* **Data for this task**:
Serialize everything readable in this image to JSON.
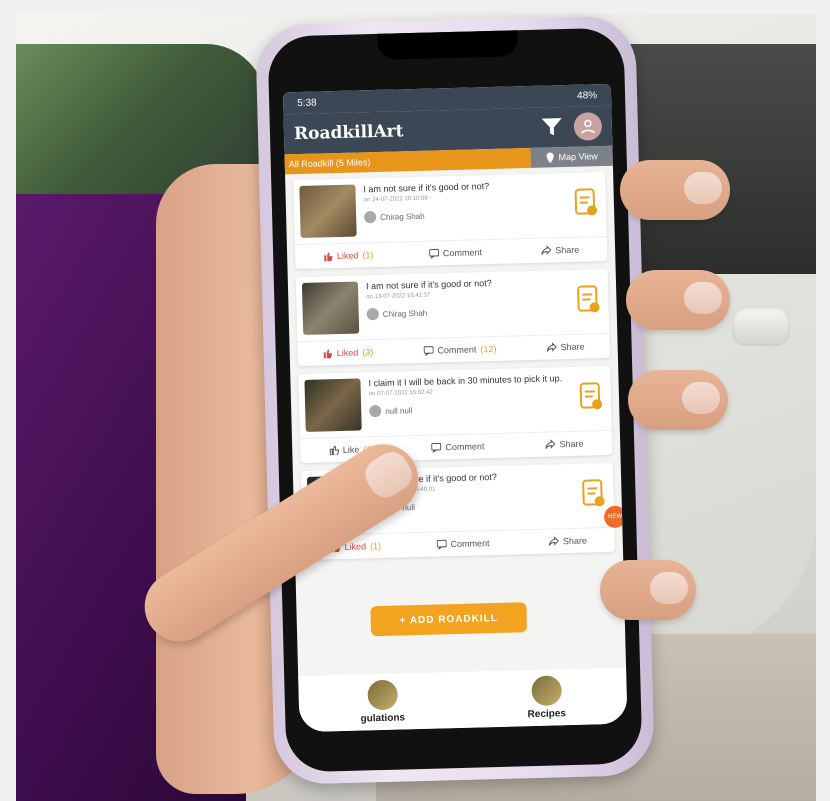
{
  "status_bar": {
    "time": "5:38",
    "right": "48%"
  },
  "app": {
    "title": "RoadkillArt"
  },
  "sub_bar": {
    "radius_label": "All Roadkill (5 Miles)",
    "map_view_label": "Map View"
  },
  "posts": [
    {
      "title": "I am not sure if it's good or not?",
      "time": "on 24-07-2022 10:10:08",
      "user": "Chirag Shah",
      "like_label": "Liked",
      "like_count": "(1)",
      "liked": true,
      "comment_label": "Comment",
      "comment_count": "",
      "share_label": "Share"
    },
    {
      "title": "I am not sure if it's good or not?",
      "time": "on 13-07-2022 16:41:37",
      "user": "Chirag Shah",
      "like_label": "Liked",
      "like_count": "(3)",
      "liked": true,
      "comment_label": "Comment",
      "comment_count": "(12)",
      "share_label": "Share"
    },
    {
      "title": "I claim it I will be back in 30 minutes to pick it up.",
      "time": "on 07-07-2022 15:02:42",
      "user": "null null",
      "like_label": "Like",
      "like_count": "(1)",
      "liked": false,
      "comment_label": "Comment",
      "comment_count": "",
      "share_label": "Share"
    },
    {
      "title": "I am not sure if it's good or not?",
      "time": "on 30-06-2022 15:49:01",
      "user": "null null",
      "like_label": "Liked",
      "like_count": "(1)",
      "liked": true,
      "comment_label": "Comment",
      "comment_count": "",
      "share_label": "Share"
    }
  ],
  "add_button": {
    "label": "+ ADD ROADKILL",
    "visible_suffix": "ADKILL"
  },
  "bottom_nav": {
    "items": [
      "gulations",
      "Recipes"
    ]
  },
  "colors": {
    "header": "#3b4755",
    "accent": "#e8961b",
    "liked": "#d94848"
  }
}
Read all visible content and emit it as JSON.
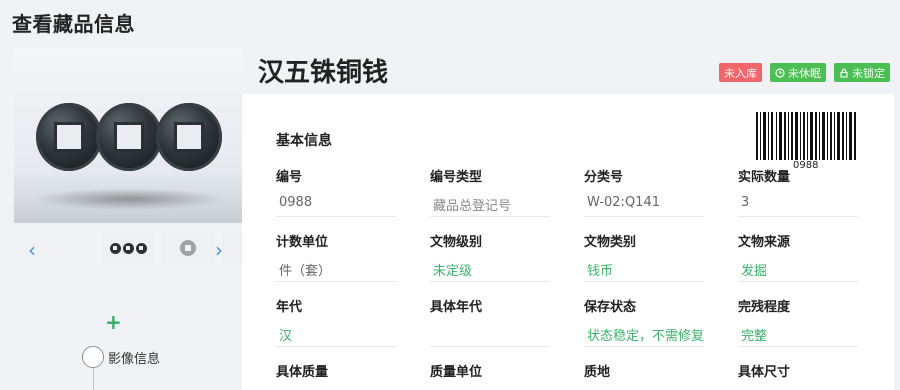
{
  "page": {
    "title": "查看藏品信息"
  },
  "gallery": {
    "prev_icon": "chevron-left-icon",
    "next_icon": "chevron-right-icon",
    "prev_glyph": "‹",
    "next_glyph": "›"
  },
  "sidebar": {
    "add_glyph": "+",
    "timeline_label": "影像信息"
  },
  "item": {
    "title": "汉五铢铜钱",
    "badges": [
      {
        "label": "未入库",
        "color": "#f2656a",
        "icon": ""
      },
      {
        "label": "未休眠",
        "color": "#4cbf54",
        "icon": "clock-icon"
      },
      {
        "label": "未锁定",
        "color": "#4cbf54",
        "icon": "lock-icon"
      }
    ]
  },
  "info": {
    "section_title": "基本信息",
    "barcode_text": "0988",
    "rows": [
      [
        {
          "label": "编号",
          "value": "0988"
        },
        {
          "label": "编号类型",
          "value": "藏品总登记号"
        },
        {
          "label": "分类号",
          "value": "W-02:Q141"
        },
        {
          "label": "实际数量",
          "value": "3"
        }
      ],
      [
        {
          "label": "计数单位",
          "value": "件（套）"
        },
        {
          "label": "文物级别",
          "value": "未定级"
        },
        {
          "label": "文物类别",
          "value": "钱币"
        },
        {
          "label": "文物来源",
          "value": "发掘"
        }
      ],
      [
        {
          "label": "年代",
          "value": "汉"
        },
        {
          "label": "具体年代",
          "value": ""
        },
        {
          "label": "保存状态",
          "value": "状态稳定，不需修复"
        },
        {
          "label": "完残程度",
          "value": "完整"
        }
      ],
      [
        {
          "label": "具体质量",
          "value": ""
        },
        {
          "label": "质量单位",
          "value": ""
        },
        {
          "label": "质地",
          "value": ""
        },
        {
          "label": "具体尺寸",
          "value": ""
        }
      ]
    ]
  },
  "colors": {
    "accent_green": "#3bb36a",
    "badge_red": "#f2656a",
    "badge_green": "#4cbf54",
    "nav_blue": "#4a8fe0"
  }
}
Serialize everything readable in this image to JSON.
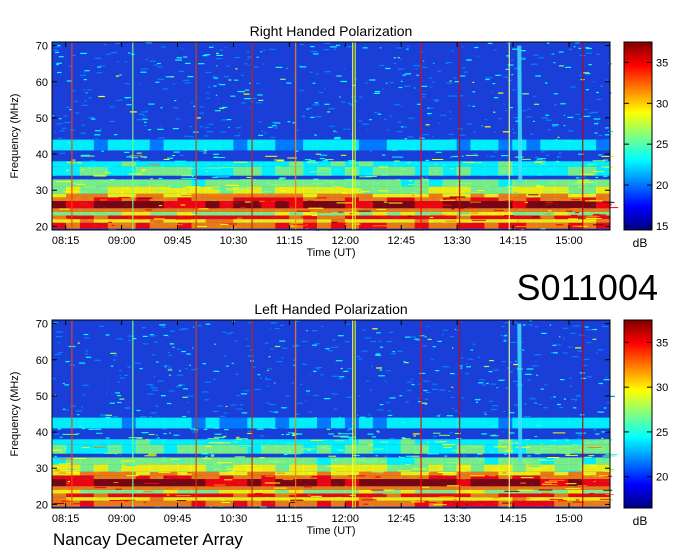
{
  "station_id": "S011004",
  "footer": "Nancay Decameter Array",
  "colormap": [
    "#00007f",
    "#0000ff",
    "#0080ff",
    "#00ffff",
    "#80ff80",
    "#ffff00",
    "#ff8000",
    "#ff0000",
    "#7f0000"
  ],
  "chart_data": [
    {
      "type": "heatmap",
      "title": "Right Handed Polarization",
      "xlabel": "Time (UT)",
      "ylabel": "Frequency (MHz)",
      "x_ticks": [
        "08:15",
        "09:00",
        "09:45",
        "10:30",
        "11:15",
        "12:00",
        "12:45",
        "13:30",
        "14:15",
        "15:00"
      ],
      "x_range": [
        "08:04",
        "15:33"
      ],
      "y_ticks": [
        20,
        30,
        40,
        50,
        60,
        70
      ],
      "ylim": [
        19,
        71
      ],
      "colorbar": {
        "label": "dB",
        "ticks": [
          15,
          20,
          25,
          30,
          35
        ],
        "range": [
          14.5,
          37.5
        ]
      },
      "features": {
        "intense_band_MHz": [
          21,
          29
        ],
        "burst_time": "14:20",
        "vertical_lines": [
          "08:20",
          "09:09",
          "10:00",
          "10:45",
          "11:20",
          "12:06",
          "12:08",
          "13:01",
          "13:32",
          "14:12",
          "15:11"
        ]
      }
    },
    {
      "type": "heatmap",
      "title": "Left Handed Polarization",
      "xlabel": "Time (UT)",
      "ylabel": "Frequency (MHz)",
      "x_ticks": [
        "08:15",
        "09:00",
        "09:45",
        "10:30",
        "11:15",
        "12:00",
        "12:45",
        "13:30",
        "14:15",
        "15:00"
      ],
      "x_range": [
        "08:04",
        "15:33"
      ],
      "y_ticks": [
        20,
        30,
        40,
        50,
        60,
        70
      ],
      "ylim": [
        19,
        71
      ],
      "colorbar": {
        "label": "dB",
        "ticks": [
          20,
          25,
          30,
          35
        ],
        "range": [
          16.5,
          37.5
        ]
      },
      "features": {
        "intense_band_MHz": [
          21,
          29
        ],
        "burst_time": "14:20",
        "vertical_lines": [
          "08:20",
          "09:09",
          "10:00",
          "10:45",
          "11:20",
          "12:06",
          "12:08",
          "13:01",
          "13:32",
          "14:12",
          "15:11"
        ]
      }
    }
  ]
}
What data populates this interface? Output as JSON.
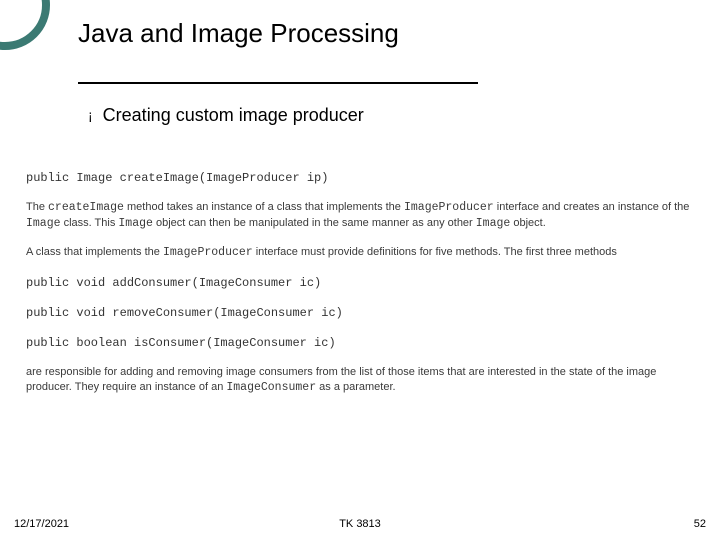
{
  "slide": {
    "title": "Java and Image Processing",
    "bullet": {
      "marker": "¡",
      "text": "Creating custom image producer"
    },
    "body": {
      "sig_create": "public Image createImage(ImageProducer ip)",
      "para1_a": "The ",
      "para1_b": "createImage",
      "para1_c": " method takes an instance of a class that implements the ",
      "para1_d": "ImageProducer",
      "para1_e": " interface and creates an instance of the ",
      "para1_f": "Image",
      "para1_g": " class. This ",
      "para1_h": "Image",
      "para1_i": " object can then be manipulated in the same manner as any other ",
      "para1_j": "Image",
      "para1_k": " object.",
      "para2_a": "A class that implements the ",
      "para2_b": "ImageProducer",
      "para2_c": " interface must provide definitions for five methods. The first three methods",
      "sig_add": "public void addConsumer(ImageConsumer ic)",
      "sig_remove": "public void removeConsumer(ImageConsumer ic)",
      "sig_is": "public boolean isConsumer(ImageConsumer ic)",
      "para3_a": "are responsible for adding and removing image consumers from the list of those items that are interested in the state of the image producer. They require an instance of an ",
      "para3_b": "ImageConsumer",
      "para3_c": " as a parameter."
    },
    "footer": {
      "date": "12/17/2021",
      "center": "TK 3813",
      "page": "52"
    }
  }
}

* * *

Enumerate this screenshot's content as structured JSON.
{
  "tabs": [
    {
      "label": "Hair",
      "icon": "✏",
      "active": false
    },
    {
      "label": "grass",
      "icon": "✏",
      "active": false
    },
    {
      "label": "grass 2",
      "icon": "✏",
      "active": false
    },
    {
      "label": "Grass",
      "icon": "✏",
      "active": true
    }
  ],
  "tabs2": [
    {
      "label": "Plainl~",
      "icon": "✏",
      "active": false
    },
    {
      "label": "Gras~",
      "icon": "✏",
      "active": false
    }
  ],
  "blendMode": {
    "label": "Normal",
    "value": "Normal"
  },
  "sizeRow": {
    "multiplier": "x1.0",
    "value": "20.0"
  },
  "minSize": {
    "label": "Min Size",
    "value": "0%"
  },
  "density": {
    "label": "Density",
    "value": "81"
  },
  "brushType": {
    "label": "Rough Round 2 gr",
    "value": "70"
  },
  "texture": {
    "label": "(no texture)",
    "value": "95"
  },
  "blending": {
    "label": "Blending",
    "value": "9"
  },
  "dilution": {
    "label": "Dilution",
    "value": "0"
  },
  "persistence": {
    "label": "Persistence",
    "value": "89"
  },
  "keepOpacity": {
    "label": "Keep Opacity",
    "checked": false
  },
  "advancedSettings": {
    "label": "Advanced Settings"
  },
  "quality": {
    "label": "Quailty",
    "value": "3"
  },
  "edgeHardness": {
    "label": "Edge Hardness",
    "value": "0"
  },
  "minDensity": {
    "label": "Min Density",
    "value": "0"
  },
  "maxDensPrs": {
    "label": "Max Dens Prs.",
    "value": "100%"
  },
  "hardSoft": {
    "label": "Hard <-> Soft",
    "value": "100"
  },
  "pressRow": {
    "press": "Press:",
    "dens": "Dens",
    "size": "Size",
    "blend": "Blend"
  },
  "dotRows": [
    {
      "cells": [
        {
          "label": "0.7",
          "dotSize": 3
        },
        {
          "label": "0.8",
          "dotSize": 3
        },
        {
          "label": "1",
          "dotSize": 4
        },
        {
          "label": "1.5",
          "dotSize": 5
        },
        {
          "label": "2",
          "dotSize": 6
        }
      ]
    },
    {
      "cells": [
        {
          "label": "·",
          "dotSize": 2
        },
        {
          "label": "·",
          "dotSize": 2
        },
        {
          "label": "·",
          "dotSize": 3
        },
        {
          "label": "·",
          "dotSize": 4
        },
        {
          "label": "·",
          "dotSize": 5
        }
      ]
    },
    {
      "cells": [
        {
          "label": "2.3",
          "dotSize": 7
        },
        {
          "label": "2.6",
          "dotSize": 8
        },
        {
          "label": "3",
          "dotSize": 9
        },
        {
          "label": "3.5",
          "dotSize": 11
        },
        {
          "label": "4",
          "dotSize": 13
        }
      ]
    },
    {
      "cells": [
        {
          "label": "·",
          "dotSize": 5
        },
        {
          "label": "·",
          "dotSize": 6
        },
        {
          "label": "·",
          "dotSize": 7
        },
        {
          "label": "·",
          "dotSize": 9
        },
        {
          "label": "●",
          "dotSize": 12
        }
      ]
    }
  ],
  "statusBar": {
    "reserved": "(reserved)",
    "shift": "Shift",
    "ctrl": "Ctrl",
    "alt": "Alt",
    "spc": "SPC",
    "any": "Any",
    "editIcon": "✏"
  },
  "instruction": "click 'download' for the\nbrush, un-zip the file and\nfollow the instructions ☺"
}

* * *

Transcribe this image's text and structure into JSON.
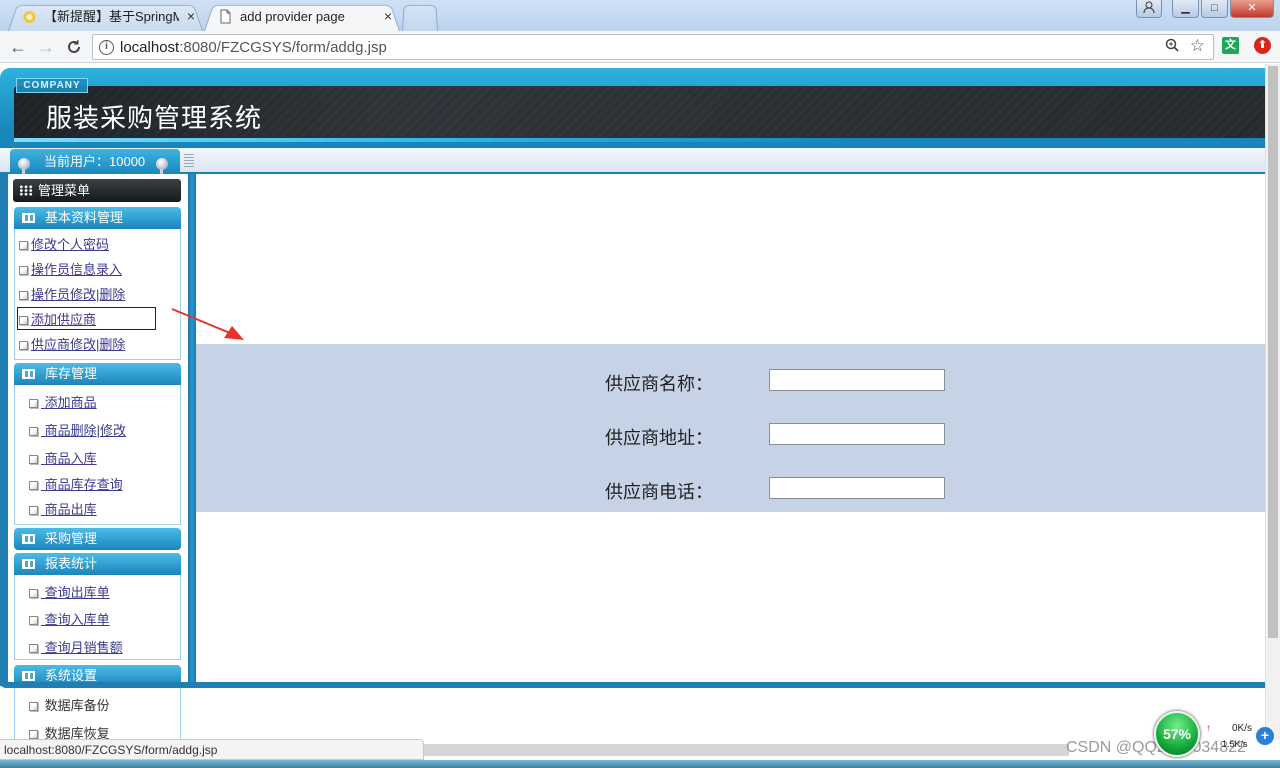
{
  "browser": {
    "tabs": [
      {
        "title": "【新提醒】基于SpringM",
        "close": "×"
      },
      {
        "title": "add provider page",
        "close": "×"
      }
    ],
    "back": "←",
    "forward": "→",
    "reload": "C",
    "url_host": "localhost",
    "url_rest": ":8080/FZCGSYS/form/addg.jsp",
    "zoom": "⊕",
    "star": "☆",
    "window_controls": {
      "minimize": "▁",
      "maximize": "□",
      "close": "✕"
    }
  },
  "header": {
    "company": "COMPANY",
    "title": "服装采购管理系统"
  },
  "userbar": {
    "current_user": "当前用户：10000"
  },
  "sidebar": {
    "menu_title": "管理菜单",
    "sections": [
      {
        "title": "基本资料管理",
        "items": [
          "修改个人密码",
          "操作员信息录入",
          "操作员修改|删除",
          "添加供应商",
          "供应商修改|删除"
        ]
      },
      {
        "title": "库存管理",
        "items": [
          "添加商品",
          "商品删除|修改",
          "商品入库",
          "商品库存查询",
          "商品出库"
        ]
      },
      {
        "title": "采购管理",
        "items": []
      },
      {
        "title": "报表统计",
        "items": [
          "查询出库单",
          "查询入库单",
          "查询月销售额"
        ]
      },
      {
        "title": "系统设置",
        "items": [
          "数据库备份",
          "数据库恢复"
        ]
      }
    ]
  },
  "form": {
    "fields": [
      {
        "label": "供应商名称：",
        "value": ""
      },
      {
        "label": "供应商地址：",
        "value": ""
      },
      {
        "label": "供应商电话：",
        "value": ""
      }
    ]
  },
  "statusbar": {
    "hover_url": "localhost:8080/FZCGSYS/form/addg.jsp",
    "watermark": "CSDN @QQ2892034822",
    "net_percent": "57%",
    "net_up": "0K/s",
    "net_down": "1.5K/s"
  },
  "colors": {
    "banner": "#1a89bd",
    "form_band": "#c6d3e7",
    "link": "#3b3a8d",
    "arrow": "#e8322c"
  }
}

* **What to do**: Which lines include "content"? Copy each of them out.

* **Task response**:
Read all visible content and emit it as JSON.
Enumerate this screenshot's content as structured JSON.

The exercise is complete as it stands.